WHAT IS EXPECTED ▸
Repeat the entries exactly, keeping every line as it is.

START MATERIAL FOR THE TASK

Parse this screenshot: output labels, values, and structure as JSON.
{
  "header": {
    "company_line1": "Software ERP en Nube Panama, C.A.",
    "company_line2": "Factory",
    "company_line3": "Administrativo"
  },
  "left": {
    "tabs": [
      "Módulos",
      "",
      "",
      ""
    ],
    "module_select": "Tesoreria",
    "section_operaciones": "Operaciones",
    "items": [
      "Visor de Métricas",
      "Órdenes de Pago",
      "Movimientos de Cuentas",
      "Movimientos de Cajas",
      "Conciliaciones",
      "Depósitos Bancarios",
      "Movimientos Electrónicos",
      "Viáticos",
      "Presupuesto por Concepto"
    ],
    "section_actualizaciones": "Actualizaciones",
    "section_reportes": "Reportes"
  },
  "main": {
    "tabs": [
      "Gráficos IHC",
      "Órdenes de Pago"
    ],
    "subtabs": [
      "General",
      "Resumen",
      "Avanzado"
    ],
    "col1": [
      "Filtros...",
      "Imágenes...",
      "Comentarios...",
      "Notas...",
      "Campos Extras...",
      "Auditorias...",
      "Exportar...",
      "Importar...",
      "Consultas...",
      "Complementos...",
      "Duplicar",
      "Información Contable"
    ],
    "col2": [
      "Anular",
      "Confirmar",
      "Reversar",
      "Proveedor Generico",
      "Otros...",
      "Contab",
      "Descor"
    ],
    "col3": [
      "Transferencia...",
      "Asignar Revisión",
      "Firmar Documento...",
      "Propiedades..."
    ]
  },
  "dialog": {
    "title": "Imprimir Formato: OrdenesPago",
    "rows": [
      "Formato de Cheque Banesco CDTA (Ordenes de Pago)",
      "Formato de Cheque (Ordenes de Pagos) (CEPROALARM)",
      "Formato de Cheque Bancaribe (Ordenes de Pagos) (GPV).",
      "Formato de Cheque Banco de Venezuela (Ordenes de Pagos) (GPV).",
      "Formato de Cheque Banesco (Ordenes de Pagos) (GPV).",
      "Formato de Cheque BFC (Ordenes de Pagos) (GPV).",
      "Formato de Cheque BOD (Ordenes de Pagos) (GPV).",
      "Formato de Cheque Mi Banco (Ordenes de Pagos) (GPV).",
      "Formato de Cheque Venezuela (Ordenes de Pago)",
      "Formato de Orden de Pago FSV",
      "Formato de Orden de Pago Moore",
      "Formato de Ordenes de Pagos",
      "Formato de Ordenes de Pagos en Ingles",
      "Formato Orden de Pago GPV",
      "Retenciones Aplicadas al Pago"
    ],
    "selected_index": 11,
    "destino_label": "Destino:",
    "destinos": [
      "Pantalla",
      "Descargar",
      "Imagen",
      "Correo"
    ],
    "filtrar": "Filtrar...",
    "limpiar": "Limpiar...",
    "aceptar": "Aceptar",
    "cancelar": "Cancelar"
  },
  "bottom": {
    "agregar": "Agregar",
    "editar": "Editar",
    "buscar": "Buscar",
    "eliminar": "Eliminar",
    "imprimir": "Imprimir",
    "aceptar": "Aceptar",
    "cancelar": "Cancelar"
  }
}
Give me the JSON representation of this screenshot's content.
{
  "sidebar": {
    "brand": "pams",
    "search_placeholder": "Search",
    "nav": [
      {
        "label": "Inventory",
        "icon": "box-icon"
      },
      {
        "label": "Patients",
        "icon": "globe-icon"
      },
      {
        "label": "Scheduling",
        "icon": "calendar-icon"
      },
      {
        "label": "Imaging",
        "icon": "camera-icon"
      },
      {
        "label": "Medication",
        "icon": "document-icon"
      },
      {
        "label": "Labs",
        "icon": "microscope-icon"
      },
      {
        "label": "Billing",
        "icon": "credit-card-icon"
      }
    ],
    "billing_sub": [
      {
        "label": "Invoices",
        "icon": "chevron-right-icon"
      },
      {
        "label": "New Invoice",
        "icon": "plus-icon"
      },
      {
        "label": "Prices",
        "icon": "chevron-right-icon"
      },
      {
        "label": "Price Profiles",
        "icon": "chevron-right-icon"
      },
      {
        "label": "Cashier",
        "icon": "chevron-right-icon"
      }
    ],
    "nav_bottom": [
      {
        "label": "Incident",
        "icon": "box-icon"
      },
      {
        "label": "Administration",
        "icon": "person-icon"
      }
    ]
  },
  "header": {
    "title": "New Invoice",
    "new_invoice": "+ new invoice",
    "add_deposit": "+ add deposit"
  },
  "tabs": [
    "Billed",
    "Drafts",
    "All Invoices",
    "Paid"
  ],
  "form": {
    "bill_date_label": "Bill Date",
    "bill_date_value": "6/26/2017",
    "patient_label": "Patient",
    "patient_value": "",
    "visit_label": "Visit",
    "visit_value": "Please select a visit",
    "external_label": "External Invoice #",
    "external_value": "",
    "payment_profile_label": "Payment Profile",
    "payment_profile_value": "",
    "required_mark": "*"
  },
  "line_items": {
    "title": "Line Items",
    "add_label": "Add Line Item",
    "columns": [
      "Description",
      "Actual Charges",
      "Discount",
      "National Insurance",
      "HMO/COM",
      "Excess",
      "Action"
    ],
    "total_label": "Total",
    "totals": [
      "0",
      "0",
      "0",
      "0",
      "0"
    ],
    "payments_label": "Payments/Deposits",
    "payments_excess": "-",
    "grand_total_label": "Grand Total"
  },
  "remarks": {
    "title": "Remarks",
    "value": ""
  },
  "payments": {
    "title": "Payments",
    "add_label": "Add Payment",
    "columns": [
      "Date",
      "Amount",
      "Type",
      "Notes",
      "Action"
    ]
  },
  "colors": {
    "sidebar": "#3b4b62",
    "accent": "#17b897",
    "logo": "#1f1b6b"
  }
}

END MATERIAL FOR THE TASK

SOLVED EXERCISE ▸
Parse this screenshot: output labels, values, and structure as JSON.
{
  "header": {
    "company_line1": "Software ERP en Nube Panama, C.A.",
    "company_line2": "Factory",
    "company_line3": "Administrativo"
  },
  "left": {
    "tabs": [
      "Módulos",
      "",
      "",
      ""
    ],
    "module_select": "Tesoreria",
    "section_operaciones": "Operaciones",
    "items": [
      "Visor de Métricas",
      "Órdenes de Pago",
      "Movimientos de Cuentas",
      "Movimientos de Cajas",
      "Conciliaciones",
      "Depósitos Bancarios",
      "Movimientos Electrónicos",
      "Viáticos",
      "Presupuesto por Concepto"
    ],
    "section_actualizaciones": "Actualizaciones",
    "section_reportes": "Reportes"
  },
  "main": {
    "tabs": [
      "Gráficos IHC",
      "Órdenes de Pago"
    ],
    "subtabs": [
      "General",
      "Resumen",
      "Avanzado"
    ],
    "col1": [
      "Filtros...",
      "Imágenes...",
      "Comentarios...",
      "Notas...",
      "Campos Extras...",
      "Auditorias...",
      "Exportar...",
      "Importar...",
      "Consultas...",
      "Complementos...",
      "Duplicar",
      "Información Contable"
    ],
    "col2": [
      "Anular",
      "Confirmar",
      "Reversar",
      "Proveedor Generico",
      "Otros...",
      "Contab",
      "Descor"
    ],
    "col3": [
      "Transferencia...",
      "Asignar Revisión",
      "Firmar Documento...",
      "Propiedades..."
    ]
  },
  "dialog": {
    "title": "Imprimir Formato: OrdenesPago",
    "rows": [
      "Formato de Cheque Banesco CDTA (Ordenes de Pago)",
      "Formato de Cheque (Ordenes de Pagos) (CEPROALARM)",
      "Formato de Cheque Bancaribe (Ordenes de Pagos) (GPV).",
      "Formato de Cheque Banco de Venezuela (Ordenes de Pagos) (GPV).",
      "Formato de Cheque Banesco (Ordenes de Pagos) (GPV).",
      "Formato de Cheque BFC (Ordenes de Pagos) (GPV).",
      "Formato de Cheque BOD (Ordenes de Pagos) (GPV).",
      "Formato de Cheque Mi Banco (Ordenes de Pagos) (GPV).",
      "Formato de Cheque Venezuela (Ordenes de Pago)",
      "Formato de Orden de Pago FSV",
      "Formato de Orden de Pago Moore",
      "Formato de Ordenes de Pagos",
      "Formato de Ordenes de Pagos en Ingles",
      "Formato Orden de Pago GPV",
      "Retenciones Aplicadas al Pago"
    ],
    "selected_index": 11,
    "destino_label": "Destino:",
    "destinos": [
      "Pantalla",
      "Descargar",
      "Imagen",
      "Correo"
    ],
    "filtrar": "Filtrar...",
    "limpiar": "Limpiar...",
    "aceptar": "Aceptar",
    "cancelar": "Cancelar"
  },
  "bottom": {
    "agregar": "Agregar",
    "editar": "Editar",
    "buscar": "Buscar",
    "eliminar": "Eliminar",
    "imprimir": "Imprimir",
    "aceptar": "Aceptar",
    "cancelar": "Cancelar"
  }
}
Give me the JSON representation of this screenshot's content.
{
  "sidebar": {
    "brand": "pams",
    "search_placeholder": "Search",
    "nav": [
      {
        "label": "Inventory",
        "icon": "box-icon"
      },
      {
        "label": "Patients",
        "icon": "globe-icon"
      },
      {
        "label": "Scheduling",
        "icon": "calendar-icon"
      },
      {
        "label": "Imaging",
        "icon": "camera-icon"
      },
      {
        "label": "Medication",
        "icon": "document-icon"
      },
      {
        "label": "Labs",
        "icon": "microscope-icon"
      },
      {
        "label": "Billing",
        "icon": "credit-card-icon"
      }
    ],
    "billing_sub": [
      {
        "label": "Invoices",
        "icon": "chevron-right-icon"
      },
      {
        "label": "New Invoice",
        "icon": "plus-icon"
      },
      {
        "label": "Prices",
        "icon": "chevron-right-icon"
      },
      {
        "label": "Price Profiles",
        "icon": "chevron-right-icon"
      },
      {
        "label": "Cashier",
        "icon": "chevron-right-icon"
      }
    ],
    "nav_bottom": [
      {
        "label": "Incident",
        "icon": "box-icon"
      },
      {
        "label": "Administration",
        "icon": "person-icon"
      }
    ]
  },
  "header": {
    "title": "New Invoice",
    "new_invoice": "+ new invoice",
    "add_deposit": "+ add deposit"
  },
  "tabs": [
    "Billed",
    "Drafts",
    "All Invoices",
    "Paid"
  ],
  "form": {
    "bill_date_label": "Bill Date",
    "bill_date_value": "6/26/2017",
    "patient_label": "Patient",
    "patient_value": "",
    "visit_label": "Visit",
    "visit_value": "Please select a visit",
    "external_label": "External Invoice #",
    "external_value": "",
    "payment_profile_label": "Payment Profile",
    "payment_profile_value": "",
    "required_mark": "*"
  },
  "line_items": {
    "title": "Line Items",
    "add_label": "Add Line Item",
    "columns": [
      "Description",
      "Actual Charges",
      "Discount",
      "National Insurance",
      "HMO/COM",
      "Excess",
      "Action"
    ],
    "total_label": "Total",
    "totals": [
      "0",
      "0",
      "0",
      "0",
      "0"
    ],
    "payments_label": "Payments/Deposits",
    "payments_excess": "-",
    "grand_total_label": "Grand Total"
  },
  "remarks": {
    "title": "Remarks",
    "value": ""
  },
  "payments": {
    "title": "Payments",
    "add_label": "Add Payment",
    "columns": [
      "Date",
      "Amount",
      "Type",
      "Notes",
      "Action"
    ]
  },
  "colors": {
    "sidebar": "#3b4b62",
    "accent": "#17b897",
    "logo": "#1f1b6b"
  }
}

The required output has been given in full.